### Problem statement
Update these items by replacing "DN value" with "digital number value" wherever it occurs, and leave every other part of the lines unchanged.

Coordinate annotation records

----------------------------------------

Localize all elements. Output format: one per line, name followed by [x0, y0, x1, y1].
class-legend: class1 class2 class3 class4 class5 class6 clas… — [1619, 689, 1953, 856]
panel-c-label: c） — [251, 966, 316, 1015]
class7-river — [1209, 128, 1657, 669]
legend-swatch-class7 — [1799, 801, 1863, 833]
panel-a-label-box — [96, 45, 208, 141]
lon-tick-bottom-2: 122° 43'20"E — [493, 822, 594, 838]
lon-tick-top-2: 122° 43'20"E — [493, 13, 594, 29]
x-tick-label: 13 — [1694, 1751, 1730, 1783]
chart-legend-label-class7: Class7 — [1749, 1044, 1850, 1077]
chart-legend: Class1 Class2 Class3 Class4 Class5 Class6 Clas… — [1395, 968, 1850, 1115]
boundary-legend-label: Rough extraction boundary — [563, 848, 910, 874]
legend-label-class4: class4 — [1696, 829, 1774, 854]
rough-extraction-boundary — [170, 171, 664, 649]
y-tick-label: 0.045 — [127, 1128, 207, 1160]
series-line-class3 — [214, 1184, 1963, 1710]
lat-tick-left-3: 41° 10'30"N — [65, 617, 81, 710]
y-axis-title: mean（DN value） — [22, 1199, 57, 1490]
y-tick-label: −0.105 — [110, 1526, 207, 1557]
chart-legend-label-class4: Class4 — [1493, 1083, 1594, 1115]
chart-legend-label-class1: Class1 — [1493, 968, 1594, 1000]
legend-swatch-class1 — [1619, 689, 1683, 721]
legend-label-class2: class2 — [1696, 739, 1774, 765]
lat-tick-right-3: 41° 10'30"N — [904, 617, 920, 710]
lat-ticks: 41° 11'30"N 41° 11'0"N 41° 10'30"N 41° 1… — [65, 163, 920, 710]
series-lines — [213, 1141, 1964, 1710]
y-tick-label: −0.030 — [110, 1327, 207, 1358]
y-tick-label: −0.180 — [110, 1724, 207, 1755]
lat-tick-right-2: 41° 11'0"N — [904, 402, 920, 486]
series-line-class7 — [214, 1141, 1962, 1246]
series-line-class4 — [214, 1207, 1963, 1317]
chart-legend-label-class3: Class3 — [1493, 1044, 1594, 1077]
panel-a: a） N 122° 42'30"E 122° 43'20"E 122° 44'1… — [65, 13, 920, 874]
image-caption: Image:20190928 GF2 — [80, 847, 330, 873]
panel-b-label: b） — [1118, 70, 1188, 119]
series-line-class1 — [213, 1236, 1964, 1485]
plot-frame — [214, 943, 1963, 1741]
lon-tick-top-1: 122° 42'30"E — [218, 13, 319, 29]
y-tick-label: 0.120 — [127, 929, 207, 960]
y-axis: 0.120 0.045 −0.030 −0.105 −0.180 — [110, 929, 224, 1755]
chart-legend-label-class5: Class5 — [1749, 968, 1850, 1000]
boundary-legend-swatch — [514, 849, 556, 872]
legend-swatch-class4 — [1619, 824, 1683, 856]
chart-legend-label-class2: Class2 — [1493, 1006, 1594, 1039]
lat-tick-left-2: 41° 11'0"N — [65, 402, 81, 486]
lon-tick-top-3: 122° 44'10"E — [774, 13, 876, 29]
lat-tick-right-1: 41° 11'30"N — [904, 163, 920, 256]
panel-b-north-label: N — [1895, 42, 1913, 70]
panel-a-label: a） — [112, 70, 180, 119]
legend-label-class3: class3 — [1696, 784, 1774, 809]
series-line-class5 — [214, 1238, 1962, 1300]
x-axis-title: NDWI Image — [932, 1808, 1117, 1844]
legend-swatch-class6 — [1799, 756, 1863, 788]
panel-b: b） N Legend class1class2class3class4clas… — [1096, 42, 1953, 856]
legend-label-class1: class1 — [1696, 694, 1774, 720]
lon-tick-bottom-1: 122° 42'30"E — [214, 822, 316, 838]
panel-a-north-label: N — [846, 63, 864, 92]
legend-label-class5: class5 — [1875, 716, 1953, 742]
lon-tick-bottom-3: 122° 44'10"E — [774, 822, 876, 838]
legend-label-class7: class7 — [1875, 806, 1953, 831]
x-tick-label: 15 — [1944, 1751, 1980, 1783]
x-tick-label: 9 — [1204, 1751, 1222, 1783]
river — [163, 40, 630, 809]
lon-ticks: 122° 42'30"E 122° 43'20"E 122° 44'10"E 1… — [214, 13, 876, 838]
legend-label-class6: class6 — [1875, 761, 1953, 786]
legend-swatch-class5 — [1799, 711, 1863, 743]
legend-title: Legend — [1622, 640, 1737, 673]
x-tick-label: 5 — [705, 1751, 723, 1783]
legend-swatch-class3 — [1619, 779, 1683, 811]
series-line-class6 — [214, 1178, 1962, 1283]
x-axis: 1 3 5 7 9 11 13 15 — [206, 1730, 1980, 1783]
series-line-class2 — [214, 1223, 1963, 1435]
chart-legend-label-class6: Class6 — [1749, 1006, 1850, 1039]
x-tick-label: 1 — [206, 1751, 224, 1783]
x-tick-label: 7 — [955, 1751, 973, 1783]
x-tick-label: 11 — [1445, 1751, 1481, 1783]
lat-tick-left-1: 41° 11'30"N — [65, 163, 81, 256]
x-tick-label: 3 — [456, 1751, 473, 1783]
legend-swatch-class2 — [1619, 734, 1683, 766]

----------------------------------------

### Solved problem
Localize all elements. Output format: one per line, name followed by [x0, y0, x1, y1].
class-legend: class1 class2 class3 class4 class5 class6 clas… — [1619, 689, 1953, 856]
panel-c-label: c） — [251, 966, 316, 1015]
class7-river — [1209, 128, 1657, 669]
legend-swatch-class7 — [1799, 801, 1863, 833]
panel-a-label-box — [96, 45, 208, 141]
lon-tick-bottom-2: 122° 43'20"E — [493, 822, 594, 838]
lon-tick-top-2: 122° 43'20"E — [493, 13, 594, 29]
x-tick-label: 13 — [1694, 1751, 1730, 1783]
chart-legend-label-class7: Class7 — [1749, 1044, 1850, 1077]
chart-legend: Class1 Class2 Class3 Class4 Class5 Class6 Clas… — [1395, 968, 1850, 1115]
boundary-legend-label: Rough extraction boundary — [563, 848, 910, 874]
legend-label-class4: class4 — [1696, 829, 1774, 854]
rough-extraction-boundary — [170, 171, 664, 649]
y-tick-label: 0.045 — [127, 1128, 207, 1160]
series-line-class3 — [214, 1184, 1963, 1710]
lat-tick-left-3: 41° 10'30"N — [65, 617, 81, 710]
y-axis-title: mean（digital number value） — [22, 1199, 57, 1490]
y-tick-label: −0.105 — [110, 1526, 207, 1557]
chart-legend-label-class4: Class4 — [1493, 1083, 1594, 1115]
chart-legend-label-class1: Class1 — [1493, 968, 1594, 1000]
legend-swatch-class1 — [1619, 689, 1683, 721]
legend-label-class2: class2 — [1696, 739, 1774, 765]
lat-tick-right-3: 41° 10'30"N — [904, 617, 920, 710]
lat-ticks: 41° 11'30"N 41° 11'0"N 41° 10'30"N 41° 1… — [65, 163, 920, 710]
series-lines — [213, 1141, 1964, 1710]
y-tick-label: −0.030 — [110, 1327, 207, 1358]
y-tick-label: −0.180 — [110, 1724, 207, 1755]
lat-tick-right-2: 41° 11'0"N — [904, 402, 920, 486]
series-line-class7 — [214, 1141, 1962, 1246]
series-line-class4 — [214, 1207, 1963, 1317]
chart-legend-label-class3: Class3 — [1493, 1044, 1594, 1077]
panel-a: a） N 122° 42'30"E 122° 43'20"E 122° 44'1… — [65, 13, 920, 874]
image-caption: Image:20190928 GF2 — [80, 847, 330, 873]
panel-b-label: b） — [1118, 70, 1188, 119]
series-line-class1 — [213, 1236, 1964, 1485]
plot-frame — [214, 943, 1963, 1741]
lon-tick-top-1: 122° 42'30"E — [218, 13, 319, 29]
y-tick-label: 0.120 — [127, 929, 207, 960]
y-axis: 0.120 0.045 −0.030 −0.105 −0.180 — [110, 929, 224, 1755]
chart-legend-label-class5: Class5 — [1749, 968, 1850, 1000]
boundary-legend-swatch — [514, 849, 556, 872]
legend-swatch-class4 — [1619, 824, 1683, 856]
chart-legend-label-class2: Class2 — [1493, 1006, 1594, 1039]
lat-tick-left-2: 41° 11'0"N — [65, 402, 81, 486]
lon-tick-top-3: 122° 44'10"E — [774, 13, 876, 29]
lat-tick-right-1: 41° 11'30"N — [904, 163, 920, 256]
panel-b-north-label: N — [1895, 42, 1913, 70]
panel-a-label: a） — [112, 70, 180, 119]
legend-label-class3: class3 — [1696, 784, 1774, 809]
series-line-class5 — [214, 1238, 1962, 1300]
x-axis-title: NDWI Image — [932, 1808, 1117, 1844]
legend-swatch-class6 — [1799, 756, 1863, 788]
panel-b: b） N Legend class1class2class3class4clas… — [1096, 42, 1953, 856]
legend-label-class1: class1 — [1696, 694, 1774, 720]
lon-tick-bottom-1: 122° 42'30"E — [214, 822, 316, 838]
panel-a-north-label: N — [846, 63, 864, 92]
legend-label-class5: class5 — [1875, 716, 1953, 742]
lon-tick-bottom-3: 122° 44'10"E — [774, 822, 876, 838]
legend-label-class7: class7 — [1875, 806, 1953, 831]
x-tick-label: 15 — [1944, 1751, 1980, 1783]
x-tick-label: 9 — [1204, 1751, 1222, 1783]
river — [163, 40, 630, 809]
lon-ticks: 122° 42'30"E 122° 43'20"E 122° 44'10"E 1… — [214, 13, 876, 838]
legend-label-class6: class6 — [1875, 761, 1953, 786]
legend-swatch-class5 — [1799, 711, 1863, 743]
legend-title: Legend — [1622, 640, 1737, 673]
x-tick-label: 5 — [705, 1751, 723, 1783]
legend-swatch-class3 — [1619, 779, 1683, 811]
series-line-class6 — [214, 1178, 1962, 1283]
x-axis: 1 3 5 7 9 11 13 15 — [206, 1730, 1980, 1783]
series-line-class2 — [214, 1223, 1963, 1435]
chart-legend-label-class6: Class6 — [1749, 1006, 1850, 1039]
x-tick-label: 1 — [206, 1751, 224, 1783]
x-tick-label: 7 — [955, 1751, 973, 1783]
x-tick-label: 11 — [1445, 1751, 1481, 1783]
lat-tick-left-1: 41° 11'30"N — [65, 163, 81, 256]
x-tick-label: 3 — [456, 1751, 473, 1783]
legend-swatch-class2 — [1619, 734, 1683, 766]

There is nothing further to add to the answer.